# start of ENTRIES SHOWN
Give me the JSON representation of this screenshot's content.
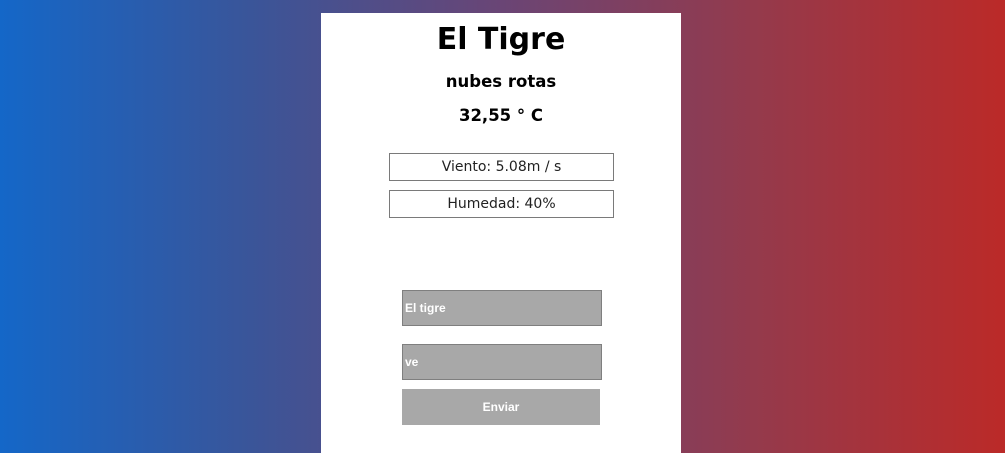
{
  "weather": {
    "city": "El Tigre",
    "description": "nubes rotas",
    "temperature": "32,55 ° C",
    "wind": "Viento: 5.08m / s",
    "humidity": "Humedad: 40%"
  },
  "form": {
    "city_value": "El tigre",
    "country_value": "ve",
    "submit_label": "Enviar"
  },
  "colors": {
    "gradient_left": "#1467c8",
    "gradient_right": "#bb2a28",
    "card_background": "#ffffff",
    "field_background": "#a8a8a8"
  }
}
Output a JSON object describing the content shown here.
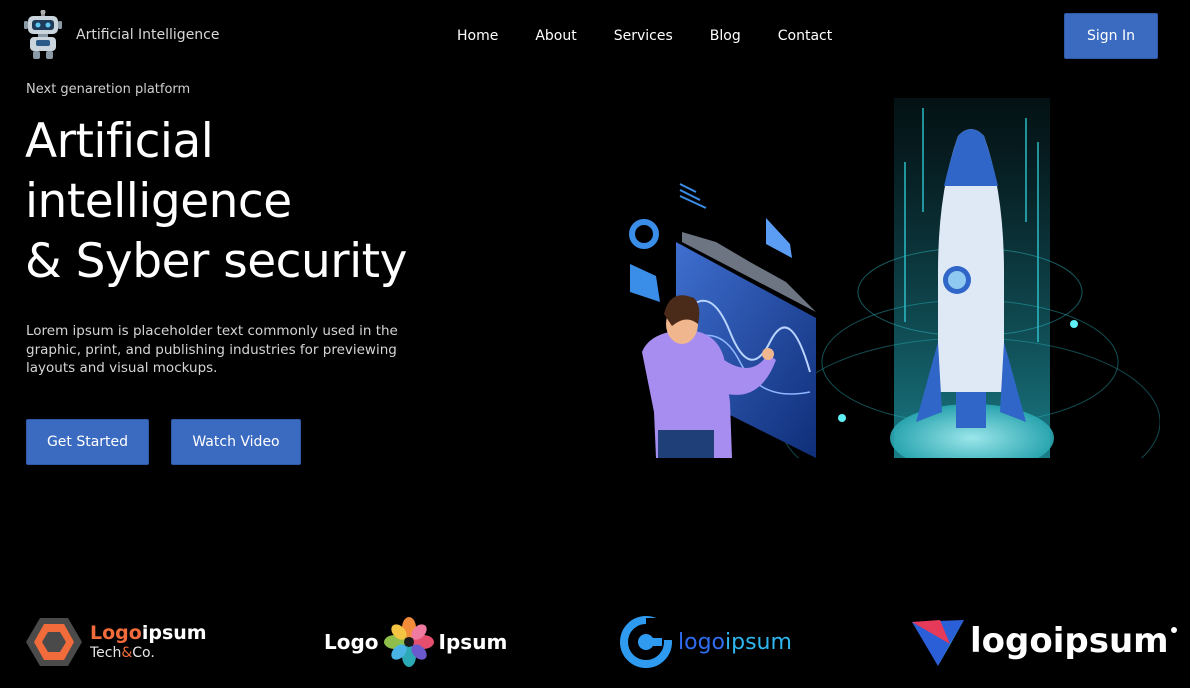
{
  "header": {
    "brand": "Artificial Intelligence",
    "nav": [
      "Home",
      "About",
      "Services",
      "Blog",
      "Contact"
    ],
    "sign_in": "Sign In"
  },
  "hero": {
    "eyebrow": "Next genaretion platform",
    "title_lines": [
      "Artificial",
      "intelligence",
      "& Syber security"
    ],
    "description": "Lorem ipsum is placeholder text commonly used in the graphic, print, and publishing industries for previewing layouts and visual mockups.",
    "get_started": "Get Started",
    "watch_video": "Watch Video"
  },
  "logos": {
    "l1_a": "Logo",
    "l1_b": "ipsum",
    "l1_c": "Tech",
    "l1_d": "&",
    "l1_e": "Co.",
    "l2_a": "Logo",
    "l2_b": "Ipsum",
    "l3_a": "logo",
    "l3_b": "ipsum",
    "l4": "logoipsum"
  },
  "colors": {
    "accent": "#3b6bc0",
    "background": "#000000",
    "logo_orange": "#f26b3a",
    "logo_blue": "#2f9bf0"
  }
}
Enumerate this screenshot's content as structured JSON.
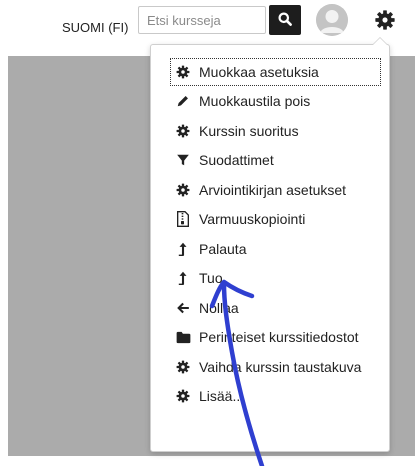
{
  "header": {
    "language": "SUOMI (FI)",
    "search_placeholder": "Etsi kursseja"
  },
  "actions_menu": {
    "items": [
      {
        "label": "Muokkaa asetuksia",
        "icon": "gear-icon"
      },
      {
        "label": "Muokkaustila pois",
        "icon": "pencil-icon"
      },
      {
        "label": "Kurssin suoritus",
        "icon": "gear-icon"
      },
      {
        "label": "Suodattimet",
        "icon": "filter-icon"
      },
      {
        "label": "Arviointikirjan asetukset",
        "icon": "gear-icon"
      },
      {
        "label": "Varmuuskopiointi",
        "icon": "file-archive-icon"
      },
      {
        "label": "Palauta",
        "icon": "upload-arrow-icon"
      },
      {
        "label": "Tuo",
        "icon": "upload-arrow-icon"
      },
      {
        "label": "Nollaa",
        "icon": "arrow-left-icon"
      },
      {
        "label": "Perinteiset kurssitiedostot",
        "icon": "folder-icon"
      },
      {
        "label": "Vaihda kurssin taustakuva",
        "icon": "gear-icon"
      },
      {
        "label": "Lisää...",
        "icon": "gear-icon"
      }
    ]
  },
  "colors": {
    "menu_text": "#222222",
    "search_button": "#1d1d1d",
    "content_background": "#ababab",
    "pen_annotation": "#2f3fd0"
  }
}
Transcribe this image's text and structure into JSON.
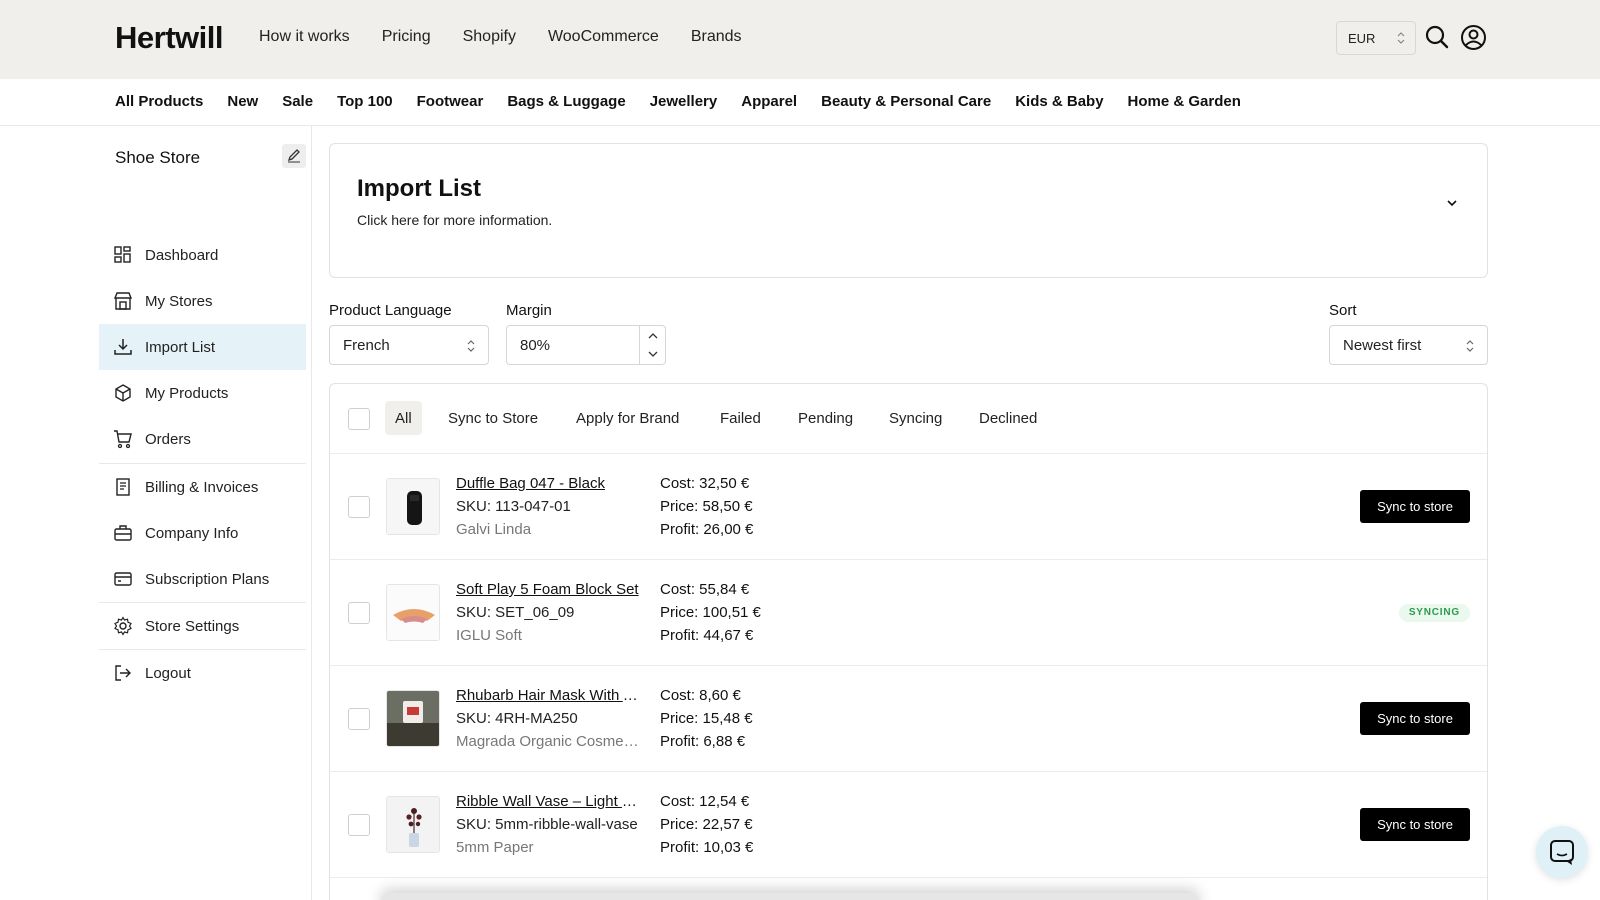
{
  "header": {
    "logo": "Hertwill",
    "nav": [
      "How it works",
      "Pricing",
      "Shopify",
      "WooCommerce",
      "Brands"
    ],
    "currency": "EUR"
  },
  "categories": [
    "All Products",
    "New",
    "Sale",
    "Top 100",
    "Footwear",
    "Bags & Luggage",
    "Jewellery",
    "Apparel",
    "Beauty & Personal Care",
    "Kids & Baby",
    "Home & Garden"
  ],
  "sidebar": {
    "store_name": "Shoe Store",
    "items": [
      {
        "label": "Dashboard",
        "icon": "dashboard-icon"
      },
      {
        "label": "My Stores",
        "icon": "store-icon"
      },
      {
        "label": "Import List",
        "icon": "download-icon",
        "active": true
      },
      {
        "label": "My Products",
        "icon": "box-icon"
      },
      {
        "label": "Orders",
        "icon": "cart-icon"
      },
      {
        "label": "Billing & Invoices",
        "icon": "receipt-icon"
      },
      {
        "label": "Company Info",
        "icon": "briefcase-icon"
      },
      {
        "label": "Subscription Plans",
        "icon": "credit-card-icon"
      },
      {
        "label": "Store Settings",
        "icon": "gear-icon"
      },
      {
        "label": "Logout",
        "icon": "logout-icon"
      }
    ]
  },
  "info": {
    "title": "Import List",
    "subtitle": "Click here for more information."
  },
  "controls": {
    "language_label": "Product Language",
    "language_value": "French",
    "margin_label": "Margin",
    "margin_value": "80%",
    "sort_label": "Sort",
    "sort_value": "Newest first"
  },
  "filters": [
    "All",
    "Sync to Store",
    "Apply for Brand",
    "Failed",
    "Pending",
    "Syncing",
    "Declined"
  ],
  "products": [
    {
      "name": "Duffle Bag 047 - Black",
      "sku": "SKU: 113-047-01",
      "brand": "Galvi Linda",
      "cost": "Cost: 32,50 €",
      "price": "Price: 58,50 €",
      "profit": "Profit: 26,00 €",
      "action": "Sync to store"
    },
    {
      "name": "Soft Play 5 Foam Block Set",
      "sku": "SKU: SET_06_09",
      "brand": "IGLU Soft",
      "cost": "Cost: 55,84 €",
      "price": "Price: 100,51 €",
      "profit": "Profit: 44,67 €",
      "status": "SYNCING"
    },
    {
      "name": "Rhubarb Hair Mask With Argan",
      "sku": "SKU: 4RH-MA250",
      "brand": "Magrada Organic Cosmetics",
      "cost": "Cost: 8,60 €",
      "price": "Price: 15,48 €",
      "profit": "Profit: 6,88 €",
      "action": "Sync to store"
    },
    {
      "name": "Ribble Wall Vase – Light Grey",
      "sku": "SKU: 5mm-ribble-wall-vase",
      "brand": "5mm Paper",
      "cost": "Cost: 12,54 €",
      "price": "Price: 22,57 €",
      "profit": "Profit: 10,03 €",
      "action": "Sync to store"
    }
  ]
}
# end of ENTRIES SHOWN
Transcribe the complete set of entries verbatim. No pictures belong in the copy.

Give me the JSON representation of this screenshot's content.
{
  "weather": {
    "city": "El Tigre",
    "description": "nubes rotas",
    "temperature": "32,55 ° C",
    "wind": "Viento: 5.08m / s",
    "humidity": "Humedad: 40%"
  },
  "form": {
    "city_value": "El tigre",
    "country_value": "ve",
    "submit_label": "Enviar"
  },
  "colors": {
    "gradient_left": "#1467c8",
    "gradient_right": "#bb2a28",
    "card_background": "#ffffff",
    "field_background": "#a8a8a8"
  }
}
Output a JSON object describing the content shown here.
{
  "header": {
    "brand": "Artificial Intelligence",
    "nav": [
      "Home",
      "About",
      "Services",
      "Blog",
      "Contact"
    ],
    "sign_in": "Sign In"
  },
  "hero": {
    "eyebrow": "Next genaretion platform",
    "title_lines": [
      "Artificial",
      "intelligence",
      "& Syber security"
    ],
    "description": "Lorem ipsum is placeholder text commonly used in the graphic, print, and publishing industries for previewing layouts and visual mockups.",
    "get_started": "Get Started",
    "watch_video": "Watch Video"
  },
  "logos": {
    "l1_a": "Logo",
    "l1_b": "ipsum",
    "l1_c": "Tech",
    "l1_d": "&",
    "l1_e": "Co.",
    "l2_a": "Logo",
    "l2_b": "Ipsum",
    "l3_a": "logo",
    "l3_b": "ipsum",
    "l4": "logoipsum"
  },
  "colors": {
    "accent": "#3b6bc0",
    "background": "#000000",
    "logo_orange": "#f26b3a",
    "logo_blue": "#2f9bf0"
  }
}
Enumerate this screenshot's content as structured JSON.
{
  "header": {
    "language": "SUOMI (FI)",
    "search_placeholder": "Etsi kursseja"
  },
  "actions_menu": {
    "items": [
      {
        "label": "Muokkaa asetuksia",
        "icon": "gear-icon"
      },
      {
        "label": "Muokkaustila pois",
        "icon": "pencil-icon"
      },
      {
        "label": "Kurssin suoritus",
        "icon": "gear-icon"
      },
      {
        "label": "Suodattimet",
        "icon": "filter-icon"
      },
      {
        "label": "Arviointikirjan asetukset",
        "icon": "gear-icon"
      },
      {
        "label": "Varmuuskopiointi",
        "icon": "file-archive-icon"
      },
      {
        "label": "Palauta",
        "icon": "upload-arrow-icon"
      },
      {
        "label": "Tuo",
        "icon": "upload-arrow-icon"
      },
      {
        "label": "Nollaa",
        "icon": "arrow-left-icon"
      },
      {
        "label": "Perinteiset kurssitiedostot",
        "icon": "folder-icon"
      },
      {
        "label": "Vaihda kurssin taustakuva",
        "icon": "gear-icon"
      },
      {
        "label": "Lisää...",
        "icon": "gear-icon"
      }
    ]
  },
  "colors": {
    "menu_text": "#222222",
    "search_button": "#1d1d1d",
    "content_background": "#ababab",
    "pen_annotation": "#2f3fd0"
  }
}
Transcribe this image's text and structure into JSON.
{
  "header": {
    "logo": "Hertwill",
    "nav": [
      "How it works",
      "Pricing",
      "Shopify",
      "WooCommerce",
      "Brands"
    ],
    "currency": "EUR"
  },
  "categories": [
    "All Products",
    "New",
    "Sale",
    "Top 100",
    "Footwear",
    "Bags & Luggage",
    "Jewellery",
    "Apparel",
    "Beauty & Personal Care",
    "Kids & Baby",
    "Home & Garden"
  ],
  "sidebar": {
    "store_name": "Shoe Store",
    "items": [
      {
        "label": "Dashboard",
        "icon": "dashboard-icon"
      },
      {
        "label": "My Stores",
        "icon": "store-icon"
      },
      {
        "label": "Import List",
        "icon": "download-icon",
        "active": true
      },
      {
        "label": "My Products",
        "icon": "box-icon"
      },
      {
        "label": "Orders",
        "icon": "cart-icon"
      },
      {
        "label": "Billing & Invoices",
        "icon": "receipt-icon"
      },
      {
        "label": "Company Info",
        "icon": "briefcase-icon"
      },
      {
        "label": "Subscription Plans",
        "icon": "credit-card-icon"
      },
      {
        "label": "Store Settings",
        "icon": "gear-icon"
      },
      {
        "label": "Logout",
        "icon": "logout-icon"
      }
    ]
  },
  "info": {
    "title": "Import List",
    "subtitle": "Click here for more information."
  },
  "controls": {
    "language_label": "Product Language",
    "language_value": "French",
    "margin_label": "Margin",
    "margin_value": "80%",
    "sort_label": "Sort",
    "sort_value": "Newest first"
  },
  "filters": [
    "All",
    "Sync to Store",
    "Apply for Brand",
    "Failed",
    "Pending",
    "Syncing",
    "Declined"
  ],
  "products": [
    {
      "name": "Duffle Bag 047 - Black",
      "sku": "SKU: 113-047-01",
      "brand": "Galvi Linda",
      "cost": "Cost: 32,50 €",
      "price": "Price: 58,50 €",
      "profit": "Profit: 26,00 €",
      "action": "Sync to store"
    },
    {
      "name": "Soft Play 5 Foam Block Set",
      "sku": "SKU: SET_06_09",
      "brand": "IGLU Soft",
      "cost": "Cost: 55,84 €",
      "price": "Price: 100,51 €",
      "profit": "Profit: 44,67 €",
      "status": "SYNCING"
    },
    {
      "name": "Rhubarb Hair Mask With Argan",
      "sku": "SKU: 4RH-MA250",
      "brand": "Magrada Organic Cosmetics",
      "cost": "Cost: 8,60 €",
      "price": "Price: 15,48 €",
      "profit": "Profit: 6,88 €",
      "action": "Sync to store"
    },
    {
      "name": "Ribble Wall Vase – Light Grey",
      "sku": "SKU: 5mm-ribble-wall-vase",
      "brand": "5mm Paper",
      "cost": "Cost: 12,54 €",
      "price": "Price: 22,57 €",
      "profit": "Profit: 10,03 €",
      "action": "Sync to store"
    }
  ]
}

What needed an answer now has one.